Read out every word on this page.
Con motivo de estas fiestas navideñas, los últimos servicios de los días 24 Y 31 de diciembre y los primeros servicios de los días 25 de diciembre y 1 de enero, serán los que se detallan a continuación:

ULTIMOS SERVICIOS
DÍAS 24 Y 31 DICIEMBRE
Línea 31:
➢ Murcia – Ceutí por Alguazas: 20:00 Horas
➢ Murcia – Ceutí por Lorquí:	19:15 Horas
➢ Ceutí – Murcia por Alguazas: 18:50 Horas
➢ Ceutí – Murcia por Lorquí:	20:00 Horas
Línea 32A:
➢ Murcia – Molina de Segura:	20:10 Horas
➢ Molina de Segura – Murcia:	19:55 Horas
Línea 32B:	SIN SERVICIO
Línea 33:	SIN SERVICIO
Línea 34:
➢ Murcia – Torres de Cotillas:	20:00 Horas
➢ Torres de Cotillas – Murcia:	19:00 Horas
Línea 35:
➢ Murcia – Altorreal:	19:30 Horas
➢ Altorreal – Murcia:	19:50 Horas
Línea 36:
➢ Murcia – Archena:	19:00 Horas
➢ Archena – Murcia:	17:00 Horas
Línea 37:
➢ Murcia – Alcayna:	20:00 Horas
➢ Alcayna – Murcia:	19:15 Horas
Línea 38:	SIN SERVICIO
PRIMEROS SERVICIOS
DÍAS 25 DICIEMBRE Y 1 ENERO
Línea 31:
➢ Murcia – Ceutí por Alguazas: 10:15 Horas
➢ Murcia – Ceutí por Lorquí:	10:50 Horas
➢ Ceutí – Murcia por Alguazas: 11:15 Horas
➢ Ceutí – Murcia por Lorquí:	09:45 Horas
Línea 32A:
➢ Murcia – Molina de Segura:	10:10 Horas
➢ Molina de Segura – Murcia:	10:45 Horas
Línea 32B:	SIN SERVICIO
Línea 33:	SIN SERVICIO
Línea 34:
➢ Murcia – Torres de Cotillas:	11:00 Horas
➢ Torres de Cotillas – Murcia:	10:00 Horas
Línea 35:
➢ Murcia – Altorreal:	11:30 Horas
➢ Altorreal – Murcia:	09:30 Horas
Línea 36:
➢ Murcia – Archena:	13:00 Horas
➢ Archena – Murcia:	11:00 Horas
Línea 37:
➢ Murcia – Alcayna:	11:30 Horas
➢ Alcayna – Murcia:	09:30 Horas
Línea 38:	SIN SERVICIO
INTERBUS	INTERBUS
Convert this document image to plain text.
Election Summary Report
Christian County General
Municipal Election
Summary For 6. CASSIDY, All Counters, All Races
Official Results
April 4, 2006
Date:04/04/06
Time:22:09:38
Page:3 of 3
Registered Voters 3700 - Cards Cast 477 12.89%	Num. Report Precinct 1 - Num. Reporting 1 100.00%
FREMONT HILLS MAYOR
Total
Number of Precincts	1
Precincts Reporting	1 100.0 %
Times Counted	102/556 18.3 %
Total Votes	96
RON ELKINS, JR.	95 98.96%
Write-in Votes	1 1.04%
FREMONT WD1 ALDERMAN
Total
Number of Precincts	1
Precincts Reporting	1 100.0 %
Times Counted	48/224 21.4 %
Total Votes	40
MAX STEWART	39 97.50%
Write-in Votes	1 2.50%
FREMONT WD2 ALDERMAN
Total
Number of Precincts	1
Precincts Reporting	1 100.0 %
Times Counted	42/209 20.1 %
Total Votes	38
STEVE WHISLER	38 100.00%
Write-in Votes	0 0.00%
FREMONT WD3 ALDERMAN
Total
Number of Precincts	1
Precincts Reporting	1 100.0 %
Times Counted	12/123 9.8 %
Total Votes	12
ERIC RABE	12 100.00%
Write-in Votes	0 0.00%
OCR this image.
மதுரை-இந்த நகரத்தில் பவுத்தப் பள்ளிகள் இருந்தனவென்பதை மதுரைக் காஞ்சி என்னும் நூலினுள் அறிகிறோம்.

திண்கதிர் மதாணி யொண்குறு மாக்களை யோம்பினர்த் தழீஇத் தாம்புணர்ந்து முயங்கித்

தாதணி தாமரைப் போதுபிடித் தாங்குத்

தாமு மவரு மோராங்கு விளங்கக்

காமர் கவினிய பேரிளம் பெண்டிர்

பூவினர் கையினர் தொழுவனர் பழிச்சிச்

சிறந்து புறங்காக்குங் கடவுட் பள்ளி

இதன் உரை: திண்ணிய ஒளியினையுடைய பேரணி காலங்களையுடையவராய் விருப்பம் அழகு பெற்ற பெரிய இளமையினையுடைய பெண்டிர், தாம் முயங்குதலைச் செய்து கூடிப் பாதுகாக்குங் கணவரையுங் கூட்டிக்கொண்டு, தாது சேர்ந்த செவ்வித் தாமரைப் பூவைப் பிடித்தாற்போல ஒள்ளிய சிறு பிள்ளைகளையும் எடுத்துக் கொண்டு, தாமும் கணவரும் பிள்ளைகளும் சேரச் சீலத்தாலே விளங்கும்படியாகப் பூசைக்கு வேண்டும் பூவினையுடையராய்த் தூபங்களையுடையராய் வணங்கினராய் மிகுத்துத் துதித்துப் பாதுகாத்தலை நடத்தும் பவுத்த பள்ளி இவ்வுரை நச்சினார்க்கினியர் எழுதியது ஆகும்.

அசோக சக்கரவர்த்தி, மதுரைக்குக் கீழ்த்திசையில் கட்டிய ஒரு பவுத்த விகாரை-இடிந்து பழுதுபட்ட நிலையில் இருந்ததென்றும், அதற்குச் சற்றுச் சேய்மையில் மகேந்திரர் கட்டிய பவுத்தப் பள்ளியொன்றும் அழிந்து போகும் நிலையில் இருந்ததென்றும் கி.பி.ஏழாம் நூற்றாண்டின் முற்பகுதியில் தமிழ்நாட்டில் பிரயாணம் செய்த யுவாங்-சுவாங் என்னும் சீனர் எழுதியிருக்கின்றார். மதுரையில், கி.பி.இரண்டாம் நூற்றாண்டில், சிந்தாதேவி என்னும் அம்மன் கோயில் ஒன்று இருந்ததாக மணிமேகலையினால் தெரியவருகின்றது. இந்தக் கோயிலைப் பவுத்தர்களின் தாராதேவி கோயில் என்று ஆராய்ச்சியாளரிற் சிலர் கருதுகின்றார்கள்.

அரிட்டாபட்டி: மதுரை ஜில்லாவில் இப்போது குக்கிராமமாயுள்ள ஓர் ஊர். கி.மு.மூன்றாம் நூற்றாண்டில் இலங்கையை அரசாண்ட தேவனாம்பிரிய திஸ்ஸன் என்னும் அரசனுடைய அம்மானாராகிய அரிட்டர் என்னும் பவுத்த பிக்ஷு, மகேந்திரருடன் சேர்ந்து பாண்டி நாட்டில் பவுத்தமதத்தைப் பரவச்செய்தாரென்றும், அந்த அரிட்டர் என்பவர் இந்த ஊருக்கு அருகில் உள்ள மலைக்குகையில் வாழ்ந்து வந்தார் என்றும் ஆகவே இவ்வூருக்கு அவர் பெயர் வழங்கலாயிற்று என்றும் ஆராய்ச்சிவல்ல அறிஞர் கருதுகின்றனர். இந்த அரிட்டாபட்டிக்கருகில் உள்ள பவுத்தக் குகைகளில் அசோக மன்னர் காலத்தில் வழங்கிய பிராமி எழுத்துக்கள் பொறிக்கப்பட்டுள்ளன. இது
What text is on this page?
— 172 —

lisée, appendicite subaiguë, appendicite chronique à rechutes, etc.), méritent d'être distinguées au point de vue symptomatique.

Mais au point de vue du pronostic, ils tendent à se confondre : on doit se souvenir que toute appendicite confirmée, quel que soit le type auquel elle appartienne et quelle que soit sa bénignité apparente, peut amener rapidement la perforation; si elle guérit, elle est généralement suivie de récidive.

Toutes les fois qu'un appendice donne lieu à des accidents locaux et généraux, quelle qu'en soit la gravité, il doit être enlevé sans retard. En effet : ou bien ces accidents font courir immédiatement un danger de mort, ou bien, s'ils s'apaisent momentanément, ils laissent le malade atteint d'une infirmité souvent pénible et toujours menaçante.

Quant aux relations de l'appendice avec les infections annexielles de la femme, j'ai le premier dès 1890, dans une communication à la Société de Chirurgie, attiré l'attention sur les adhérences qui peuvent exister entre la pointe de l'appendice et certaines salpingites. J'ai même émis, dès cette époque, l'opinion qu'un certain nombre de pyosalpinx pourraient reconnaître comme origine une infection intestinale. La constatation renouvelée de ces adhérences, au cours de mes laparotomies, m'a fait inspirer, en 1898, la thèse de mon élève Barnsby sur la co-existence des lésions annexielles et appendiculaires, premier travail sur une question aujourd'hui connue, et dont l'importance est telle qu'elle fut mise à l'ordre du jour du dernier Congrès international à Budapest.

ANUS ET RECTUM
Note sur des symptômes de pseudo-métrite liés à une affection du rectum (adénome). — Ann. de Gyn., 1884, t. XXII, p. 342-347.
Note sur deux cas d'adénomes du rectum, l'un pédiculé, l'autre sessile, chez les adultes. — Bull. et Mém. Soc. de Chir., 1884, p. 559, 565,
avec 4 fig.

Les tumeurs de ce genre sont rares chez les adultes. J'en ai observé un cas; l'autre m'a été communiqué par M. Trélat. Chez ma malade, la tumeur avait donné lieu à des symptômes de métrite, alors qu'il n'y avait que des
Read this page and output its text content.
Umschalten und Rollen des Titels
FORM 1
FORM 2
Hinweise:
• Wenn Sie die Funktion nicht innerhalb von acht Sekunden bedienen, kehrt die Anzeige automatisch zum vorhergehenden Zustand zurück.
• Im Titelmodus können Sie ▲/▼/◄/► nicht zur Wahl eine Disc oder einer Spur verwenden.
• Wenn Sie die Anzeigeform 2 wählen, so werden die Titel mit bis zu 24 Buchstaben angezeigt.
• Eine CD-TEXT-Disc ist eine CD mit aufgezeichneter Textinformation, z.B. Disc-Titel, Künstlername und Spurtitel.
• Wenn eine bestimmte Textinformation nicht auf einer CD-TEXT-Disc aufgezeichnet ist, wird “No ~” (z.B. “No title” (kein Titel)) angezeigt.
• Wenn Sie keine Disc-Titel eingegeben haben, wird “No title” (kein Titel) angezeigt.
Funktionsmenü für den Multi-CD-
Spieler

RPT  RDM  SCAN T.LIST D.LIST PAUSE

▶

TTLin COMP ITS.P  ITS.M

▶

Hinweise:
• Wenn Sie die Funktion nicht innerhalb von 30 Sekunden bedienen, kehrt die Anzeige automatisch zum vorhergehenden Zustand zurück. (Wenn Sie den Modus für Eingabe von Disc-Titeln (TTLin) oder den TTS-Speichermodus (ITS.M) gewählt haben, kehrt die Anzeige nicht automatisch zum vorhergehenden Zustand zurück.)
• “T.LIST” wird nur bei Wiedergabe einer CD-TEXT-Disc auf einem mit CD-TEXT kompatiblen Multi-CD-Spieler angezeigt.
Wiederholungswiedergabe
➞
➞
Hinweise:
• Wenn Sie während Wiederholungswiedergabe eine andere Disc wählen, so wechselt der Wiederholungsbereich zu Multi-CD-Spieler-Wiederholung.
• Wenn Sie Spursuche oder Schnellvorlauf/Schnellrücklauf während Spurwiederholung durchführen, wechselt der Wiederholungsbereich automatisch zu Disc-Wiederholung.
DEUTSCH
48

##############################

> **THE REQUEST**:
Look above for the line containing "Read this page and output its text content.", then transcribe it and all lines after it through the last, exactly and with nothing else.

> **SOLUTION BELOW**:
Read this page and output its text content.
Umschalten und Rollen des Titels
FORM 1
FORM 2
Hinweise:
• Wenn Sie die Funktion nicht innerhalb von acht Sekunden bedienen, kehrt die Anzeige automatisch zum vorhergehenden Zustand zurück.
• Im Titelmodus können Sie ▲/▼/◄/► nicht zur Wahl eine Disc oder einer Spur verwenden.
• Wenn Sie die Anzeigeform 2 wählen, so werden die Titel mit bis zu 24 Buchstaben angezeigt.
• Eine CD-TEXT-Disc ist eine CD mit aufgezeichneter Textinformation, z.B. Disc-Titel, Künstlername und Spurtitel.
• Wenn eine bestimmte Textinformation nicht auf einer CD-TEXT-Disc aufgezeichnet ist, wird “No ~” (z.B. “No title” (kein Titel)) angezeigt.
• Wenn Sie keine Disc-Titel eingegeben haben, wird “No title” (kein Titel) angezeigt.
Funktionsmenü für den Multi-CD-
Spieler

RPT  RDM  SCAN T.LIST D.LIST PAUSE

▶

TTLin COMP ITS.P  ITS.M

▶

Hinweise:
• Wenn Sie die Funktion nicht innerhalb von 30 Sekunden bedienen, kehrt die Anzeige automatisch zum vorhergehenden Zustand zurück. (Wenn Sie den Modus für Eingabe von Disc-Titeln (TTLin) oder den TTS-Speichermodus (ITS.M) gewählt haben, kehrt die Anzeige nicht automatisch zum vorhergehenden Zustand zurück.)
• “T.LIST” wird nur bei Wiedergabe einer CD-TEXT-Disc auf einem mit CD-TEXT kompatiblen Multi-CD-Spieler angezeigt.
Wiederholungswiedergabe
➞
➞
Hinweise:
• Wenn Sie während Wiederholungswiedergabe eine andere Disc wählen, so wechselt der Wiederholungsbereich zu Multi-CD-Spieler-Wiederholung.
• Wenn Sie Spursuche oder Schnellvorlauf/Schnellrücklauf während Spurwiederholung durchführen, wechselt der Wiederholungsbereich automatisch zu Disc-Wiederholung.
DEUTSCH
48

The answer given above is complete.